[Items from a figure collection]
— BEGIN —

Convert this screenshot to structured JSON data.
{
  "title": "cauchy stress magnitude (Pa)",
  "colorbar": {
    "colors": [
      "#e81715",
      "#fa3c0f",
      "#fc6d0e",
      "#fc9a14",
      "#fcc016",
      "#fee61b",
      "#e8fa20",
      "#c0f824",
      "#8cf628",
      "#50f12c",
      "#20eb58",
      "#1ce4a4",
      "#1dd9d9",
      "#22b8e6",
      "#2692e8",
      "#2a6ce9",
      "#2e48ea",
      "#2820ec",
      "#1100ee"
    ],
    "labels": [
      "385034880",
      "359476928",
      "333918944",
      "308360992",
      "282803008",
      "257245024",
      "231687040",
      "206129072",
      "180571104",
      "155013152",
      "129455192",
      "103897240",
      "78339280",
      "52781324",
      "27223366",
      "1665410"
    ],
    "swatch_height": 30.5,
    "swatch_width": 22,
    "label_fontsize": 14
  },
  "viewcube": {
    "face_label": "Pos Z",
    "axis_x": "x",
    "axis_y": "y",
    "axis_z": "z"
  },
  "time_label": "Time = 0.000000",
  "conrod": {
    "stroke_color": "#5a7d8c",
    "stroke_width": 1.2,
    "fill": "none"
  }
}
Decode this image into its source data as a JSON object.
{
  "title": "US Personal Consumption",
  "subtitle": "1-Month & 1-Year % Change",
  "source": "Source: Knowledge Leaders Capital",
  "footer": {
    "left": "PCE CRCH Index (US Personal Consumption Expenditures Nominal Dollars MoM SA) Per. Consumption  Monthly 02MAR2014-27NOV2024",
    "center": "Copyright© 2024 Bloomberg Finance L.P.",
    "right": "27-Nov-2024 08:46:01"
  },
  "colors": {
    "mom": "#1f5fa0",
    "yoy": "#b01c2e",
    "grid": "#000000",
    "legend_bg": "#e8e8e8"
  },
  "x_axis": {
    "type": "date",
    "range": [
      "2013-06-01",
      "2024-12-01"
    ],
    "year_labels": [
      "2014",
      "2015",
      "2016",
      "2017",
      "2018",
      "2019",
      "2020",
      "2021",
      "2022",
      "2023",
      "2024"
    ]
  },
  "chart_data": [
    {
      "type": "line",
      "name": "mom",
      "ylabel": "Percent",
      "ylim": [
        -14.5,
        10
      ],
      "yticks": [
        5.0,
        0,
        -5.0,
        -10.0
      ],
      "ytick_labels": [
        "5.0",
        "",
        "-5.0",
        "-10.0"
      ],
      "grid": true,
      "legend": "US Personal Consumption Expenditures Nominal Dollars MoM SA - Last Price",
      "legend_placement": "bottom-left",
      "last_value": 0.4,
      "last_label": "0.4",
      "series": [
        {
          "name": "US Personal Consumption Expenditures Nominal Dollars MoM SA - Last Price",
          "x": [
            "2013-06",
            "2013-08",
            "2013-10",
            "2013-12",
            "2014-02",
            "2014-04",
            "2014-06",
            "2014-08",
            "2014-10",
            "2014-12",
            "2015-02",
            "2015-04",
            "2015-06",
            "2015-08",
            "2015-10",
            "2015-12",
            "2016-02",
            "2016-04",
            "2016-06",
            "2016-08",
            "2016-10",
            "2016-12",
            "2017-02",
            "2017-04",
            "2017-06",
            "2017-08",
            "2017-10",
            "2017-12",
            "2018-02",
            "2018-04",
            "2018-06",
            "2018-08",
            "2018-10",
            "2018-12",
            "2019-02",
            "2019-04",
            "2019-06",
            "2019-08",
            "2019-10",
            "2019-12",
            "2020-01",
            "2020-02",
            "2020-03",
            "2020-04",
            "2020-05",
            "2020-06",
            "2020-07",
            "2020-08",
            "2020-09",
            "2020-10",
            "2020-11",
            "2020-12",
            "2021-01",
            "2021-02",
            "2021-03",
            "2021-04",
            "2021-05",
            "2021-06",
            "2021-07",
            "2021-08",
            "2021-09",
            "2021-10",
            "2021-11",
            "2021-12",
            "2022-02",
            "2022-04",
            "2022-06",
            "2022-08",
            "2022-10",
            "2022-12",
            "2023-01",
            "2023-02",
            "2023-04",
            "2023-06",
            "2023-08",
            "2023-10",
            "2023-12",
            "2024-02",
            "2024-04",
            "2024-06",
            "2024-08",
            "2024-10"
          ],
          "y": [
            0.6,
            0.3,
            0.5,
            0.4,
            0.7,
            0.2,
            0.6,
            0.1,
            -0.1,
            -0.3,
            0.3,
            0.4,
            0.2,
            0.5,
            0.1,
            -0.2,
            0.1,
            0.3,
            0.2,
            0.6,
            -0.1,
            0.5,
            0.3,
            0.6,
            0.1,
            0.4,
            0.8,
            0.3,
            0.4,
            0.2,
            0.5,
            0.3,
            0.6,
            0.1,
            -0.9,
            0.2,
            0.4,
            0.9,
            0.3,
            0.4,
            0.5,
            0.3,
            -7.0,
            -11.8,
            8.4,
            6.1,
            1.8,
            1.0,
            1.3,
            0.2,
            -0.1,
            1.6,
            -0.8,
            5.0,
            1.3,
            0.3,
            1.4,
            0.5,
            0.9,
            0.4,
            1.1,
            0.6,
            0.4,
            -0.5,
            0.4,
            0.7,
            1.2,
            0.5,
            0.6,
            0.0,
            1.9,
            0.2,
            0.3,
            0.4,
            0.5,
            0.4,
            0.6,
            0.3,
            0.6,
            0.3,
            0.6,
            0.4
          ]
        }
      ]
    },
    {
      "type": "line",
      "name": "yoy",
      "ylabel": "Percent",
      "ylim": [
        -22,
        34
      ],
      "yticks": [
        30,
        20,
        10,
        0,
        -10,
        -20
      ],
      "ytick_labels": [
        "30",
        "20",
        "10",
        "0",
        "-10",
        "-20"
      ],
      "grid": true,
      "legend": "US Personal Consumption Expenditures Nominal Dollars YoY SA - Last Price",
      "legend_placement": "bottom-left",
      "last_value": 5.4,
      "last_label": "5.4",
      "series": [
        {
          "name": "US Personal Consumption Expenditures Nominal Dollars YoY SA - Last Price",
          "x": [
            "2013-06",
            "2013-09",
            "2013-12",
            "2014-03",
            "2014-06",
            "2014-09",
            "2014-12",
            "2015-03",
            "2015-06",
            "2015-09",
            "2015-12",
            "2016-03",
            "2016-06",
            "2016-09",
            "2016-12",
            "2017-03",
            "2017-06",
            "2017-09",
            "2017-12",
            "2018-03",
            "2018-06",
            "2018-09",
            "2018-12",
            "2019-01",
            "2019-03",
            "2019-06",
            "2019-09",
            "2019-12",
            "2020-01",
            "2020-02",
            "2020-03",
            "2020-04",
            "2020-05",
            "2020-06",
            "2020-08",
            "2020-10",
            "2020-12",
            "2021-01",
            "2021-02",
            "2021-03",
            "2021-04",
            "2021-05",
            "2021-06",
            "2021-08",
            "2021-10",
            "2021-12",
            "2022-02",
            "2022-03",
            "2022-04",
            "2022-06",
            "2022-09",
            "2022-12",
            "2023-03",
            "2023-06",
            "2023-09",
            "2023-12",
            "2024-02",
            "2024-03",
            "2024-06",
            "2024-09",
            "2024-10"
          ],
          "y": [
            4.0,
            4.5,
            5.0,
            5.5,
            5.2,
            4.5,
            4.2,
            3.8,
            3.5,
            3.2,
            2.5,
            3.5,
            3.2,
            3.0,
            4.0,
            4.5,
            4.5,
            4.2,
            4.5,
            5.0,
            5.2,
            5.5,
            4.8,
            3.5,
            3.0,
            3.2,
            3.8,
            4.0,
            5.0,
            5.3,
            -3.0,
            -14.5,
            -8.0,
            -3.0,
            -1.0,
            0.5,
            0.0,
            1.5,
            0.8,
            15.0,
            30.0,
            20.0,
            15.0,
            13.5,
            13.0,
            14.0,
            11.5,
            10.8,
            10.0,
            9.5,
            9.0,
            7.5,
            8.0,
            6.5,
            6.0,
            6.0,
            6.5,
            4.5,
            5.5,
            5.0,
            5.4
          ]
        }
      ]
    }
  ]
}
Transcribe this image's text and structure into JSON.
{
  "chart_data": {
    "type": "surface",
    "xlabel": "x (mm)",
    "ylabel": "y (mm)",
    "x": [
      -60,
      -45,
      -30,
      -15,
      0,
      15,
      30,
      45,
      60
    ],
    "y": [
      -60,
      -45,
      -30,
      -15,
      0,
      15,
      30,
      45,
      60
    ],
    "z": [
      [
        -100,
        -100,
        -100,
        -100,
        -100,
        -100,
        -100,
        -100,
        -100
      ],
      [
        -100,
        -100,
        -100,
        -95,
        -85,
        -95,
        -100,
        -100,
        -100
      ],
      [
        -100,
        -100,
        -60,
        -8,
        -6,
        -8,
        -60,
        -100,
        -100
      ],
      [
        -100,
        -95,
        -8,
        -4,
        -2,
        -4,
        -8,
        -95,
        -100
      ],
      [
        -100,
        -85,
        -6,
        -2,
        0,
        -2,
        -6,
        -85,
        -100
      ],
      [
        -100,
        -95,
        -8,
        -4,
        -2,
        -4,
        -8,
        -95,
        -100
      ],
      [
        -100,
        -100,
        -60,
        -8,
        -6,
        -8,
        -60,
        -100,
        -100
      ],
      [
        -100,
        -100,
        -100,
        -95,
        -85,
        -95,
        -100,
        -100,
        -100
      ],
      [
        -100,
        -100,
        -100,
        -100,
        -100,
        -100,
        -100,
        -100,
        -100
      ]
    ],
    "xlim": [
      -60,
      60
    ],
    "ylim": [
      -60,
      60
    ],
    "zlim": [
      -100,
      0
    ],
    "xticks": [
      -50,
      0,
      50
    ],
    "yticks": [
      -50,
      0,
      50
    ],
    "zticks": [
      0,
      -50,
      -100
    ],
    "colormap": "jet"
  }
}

— END —

* Exercise instructions: Using the records given above, list every line that includes the word "into".

* The solution:
Decode this image into its source data as a JSON object.
Transcribe this image's text and structure into JSON.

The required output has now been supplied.